* _Stated goal_
Search the material below for the string "more" and extract each line that has it.

====== Data for this task

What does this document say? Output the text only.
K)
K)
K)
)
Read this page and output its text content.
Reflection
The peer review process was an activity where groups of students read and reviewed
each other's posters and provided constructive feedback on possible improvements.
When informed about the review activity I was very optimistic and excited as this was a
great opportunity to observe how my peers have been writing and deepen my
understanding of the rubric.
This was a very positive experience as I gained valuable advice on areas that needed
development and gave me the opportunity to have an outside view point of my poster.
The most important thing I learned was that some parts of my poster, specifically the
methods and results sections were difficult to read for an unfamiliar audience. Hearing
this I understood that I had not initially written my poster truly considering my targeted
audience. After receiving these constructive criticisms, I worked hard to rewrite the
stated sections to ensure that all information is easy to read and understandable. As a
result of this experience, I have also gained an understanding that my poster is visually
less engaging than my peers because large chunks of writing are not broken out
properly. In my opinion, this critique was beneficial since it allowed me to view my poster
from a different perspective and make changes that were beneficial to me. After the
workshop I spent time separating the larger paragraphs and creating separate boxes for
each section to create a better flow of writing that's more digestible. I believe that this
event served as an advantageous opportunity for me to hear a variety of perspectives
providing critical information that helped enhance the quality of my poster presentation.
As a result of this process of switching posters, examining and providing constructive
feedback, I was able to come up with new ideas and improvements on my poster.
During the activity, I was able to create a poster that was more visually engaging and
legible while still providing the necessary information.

============

* _Answer to the exercise_
each section to create a better flow of writing that's more digestible. I believe that this
During the activity, I was able to create a poster that was more visually engaging and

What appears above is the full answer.